--- Start of Provided records ---

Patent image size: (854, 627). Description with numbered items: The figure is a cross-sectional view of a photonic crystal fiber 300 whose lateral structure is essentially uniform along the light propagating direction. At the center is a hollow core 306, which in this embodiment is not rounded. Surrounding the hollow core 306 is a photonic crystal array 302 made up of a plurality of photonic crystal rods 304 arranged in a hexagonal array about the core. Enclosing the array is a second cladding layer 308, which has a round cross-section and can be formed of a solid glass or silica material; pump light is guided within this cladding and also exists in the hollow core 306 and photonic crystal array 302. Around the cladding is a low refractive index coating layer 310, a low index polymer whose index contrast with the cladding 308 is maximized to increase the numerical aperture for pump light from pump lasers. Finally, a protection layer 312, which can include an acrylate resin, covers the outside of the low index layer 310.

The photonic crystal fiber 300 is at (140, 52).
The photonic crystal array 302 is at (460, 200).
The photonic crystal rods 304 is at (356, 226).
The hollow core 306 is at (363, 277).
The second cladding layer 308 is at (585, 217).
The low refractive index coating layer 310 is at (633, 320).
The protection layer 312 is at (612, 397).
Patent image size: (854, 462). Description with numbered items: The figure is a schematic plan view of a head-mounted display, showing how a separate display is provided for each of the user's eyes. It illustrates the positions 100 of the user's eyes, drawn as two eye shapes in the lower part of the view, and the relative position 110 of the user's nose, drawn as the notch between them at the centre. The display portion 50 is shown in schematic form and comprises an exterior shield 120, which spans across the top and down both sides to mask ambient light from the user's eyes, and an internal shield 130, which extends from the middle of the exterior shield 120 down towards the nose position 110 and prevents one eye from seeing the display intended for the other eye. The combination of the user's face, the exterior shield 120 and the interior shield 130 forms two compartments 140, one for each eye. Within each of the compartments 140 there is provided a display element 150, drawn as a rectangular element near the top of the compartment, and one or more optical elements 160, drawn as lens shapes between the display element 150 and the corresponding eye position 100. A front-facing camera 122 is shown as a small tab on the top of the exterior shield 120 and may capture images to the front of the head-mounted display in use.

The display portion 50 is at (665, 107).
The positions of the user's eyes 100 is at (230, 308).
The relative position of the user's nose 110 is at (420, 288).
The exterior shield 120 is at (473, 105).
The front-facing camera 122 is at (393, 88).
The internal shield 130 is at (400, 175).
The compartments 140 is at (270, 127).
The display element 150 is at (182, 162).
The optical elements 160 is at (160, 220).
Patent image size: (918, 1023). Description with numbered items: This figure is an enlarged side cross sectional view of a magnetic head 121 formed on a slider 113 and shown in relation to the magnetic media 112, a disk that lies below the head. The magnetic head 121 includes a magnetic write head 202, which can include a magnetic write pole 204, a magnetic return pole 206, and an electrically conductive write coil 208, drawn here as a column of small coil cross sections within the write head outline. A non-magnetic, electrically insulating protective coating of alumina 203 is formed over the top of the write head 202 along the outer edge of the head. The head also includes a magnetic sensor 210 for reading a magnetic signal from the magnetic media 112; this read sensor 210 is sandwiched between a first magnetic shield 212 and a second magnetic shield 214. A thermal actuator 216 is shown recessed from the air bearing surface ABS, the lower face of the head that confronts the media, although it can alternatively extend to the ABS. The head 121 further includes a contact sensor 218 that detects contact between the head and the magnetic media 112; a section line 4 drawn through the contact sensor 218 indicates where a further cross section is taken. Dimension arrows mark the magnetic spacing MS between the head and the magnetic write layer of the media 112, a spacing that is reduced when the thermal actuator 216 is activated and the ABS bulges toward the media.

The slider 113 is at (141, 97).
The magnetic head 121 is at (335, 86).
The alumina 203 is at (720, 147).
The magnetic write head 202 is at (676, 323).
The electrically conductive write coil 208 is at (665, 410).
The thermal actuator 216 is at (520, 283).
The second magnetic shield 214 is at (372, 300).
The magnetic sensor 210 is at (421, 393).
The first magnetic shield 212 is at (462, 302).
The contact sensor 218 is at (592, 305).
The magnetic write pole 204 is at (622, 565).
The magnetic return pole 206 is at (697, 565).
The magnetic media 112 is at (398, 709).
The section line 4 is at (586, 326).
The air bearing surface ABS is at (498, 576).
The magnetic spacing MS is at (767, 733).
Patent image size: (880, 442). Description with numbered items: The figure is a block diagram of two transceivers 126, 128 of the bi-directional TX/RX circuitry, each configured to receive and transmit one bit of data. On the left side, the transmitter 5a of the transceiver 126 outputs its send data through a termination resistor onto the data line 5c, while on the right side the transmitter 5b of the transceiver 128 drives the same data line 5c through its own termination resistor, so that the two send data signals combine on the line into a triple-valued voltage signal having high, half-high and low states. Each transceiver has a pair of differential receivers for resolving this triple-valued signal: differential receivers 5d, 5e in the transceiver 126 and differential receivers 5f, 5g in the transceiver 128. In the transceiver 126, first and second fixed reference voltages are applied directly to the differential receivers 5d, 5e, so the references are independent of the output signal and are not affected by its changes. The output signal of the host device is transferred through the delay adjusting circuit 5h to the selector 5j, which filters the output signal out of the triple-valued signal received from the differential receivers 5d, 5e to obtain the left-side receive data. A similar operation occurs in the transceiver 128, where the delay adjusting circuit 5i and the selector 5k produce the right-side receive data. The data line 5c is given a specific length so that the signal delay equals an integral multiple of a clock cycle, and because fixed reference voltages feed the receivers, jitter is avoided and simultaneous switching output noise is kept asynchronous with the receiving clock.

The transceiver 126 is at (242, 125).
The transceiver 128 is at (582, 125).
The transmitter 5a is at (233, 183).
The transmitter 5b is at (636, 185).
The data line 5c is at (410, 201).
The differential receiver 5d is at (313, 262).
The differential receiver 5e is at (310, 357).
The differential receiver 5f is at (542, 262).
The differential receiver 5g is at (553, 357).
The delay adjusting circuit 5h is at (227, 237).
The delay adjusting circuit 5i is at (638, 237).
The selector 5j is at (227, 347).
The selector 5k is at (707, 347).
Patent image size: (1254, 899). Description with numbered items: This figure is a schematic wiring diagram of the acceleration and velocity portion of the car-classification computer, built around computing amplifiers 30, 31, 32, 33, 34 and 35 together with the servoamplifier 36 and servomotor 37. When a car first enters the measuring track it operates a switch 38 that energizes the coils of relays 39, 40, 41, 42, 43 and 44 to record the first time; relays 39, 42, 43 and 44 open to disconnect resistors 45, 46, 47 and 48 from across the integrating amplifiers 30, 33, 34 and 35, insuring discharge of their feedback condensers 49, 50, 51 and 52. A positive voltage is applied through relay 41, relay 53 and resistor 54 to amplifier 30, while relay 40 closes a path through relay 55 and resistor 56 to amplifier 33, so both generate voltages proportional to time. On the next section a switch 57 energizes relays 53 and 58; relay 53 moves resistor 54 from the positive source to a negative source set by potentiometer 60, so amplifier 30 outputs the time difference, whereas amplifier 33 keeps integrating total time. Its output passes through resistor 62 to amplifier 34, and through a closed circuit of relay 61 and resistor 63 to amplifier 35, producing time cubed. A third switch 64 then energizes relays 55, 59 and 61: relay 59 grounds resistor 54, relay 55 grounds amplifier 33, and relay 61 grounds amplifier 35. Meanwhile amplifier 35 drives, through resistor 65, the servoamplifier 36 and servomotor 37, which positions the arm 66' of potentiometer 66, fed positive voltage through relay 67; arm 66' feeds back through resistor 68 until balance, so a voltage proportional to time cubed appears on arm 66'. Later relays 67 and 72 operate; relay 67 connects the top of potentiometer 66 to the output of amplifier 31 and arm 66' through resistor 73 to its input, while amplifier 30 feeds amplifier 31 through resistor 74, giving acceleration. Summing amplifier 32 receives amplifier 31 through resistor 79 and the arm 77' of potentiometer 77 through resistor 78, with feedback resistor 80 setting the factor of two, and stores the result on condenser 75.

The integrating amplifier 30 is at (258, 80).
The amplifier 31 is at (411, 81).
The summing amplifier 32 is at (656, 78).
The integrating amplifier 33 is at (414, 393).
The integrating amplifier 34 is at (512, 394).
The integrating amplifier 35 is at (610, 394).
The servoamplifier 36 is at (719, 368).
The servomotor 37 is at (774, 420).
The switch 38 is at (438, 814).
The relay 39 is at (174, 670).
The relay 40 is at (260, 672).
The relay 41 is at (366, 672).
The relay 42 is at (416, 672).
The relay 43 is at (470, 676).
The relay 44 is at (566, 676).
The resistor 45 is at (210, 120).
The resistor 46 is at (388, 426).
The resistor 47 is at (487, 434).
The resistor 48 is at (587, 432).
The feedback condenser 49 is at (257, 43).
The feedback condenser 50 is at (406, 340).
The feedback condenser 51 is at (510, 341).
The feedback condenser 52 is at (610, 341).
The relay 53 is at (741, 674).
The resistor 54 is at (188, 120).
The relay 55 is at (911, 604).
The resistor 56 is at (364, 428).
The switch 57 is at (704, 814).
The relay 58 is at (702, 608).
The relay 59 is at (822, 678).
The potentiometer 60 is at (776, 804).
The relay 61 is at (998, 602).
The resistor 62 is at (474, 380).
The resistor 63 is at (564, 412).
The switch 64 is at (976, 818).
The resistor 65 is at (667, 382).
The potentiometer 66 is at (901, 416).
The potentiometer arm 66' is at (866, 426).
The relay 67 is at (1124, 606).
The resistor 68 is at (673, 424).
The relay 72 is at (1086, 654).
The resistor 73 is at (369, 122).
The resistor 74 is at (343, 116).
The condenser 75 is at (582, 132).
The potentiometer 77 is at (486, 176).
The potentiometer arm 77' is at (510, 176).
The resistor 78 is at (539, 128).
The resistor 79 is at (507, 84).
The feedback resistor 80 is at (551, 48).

--- End of Provided records ---

| Challenge |
Show every line of the material above that contains the string "crystal", treating uppercase and lowercase letters as distinct.

| The result |
Patent image size: (854, 627). Description with numbered items: The figure is a cross-sectional view of a photonic crystal fiber 300 whose lateral structure is essentially uniform along the light propagating direction. At the center is a hollow core 306, which in this embodiment is not rounded. Surrounding the hollow core 306 is a photonic crystal array 302 made up of a plurality of photonic crystal rods 304 arranged in a hexagonal array about the core. Enclosing the array is a second cladding layer 308, which has a round cross-section and can be formed of a solid glass or silica material; pump light is guided within this cladding and also exists in the hollow core 306 and photonic crystal array 302. Around the cladding is a low refractive index coating layer 310, a low index polymer whose index contrast with the cladding 308 is maximized to increase the numerical aperture for pump light from pump lasers. Finally, a protection layer 312, which can include an acrylate resin, covers the outside of the low index layer 310.
The photonic crystal fiber 300 is at (140, 52).
The photonic crystal array 302 is at (460, 200).
The photonic crystal rods 304 is at (356, 226).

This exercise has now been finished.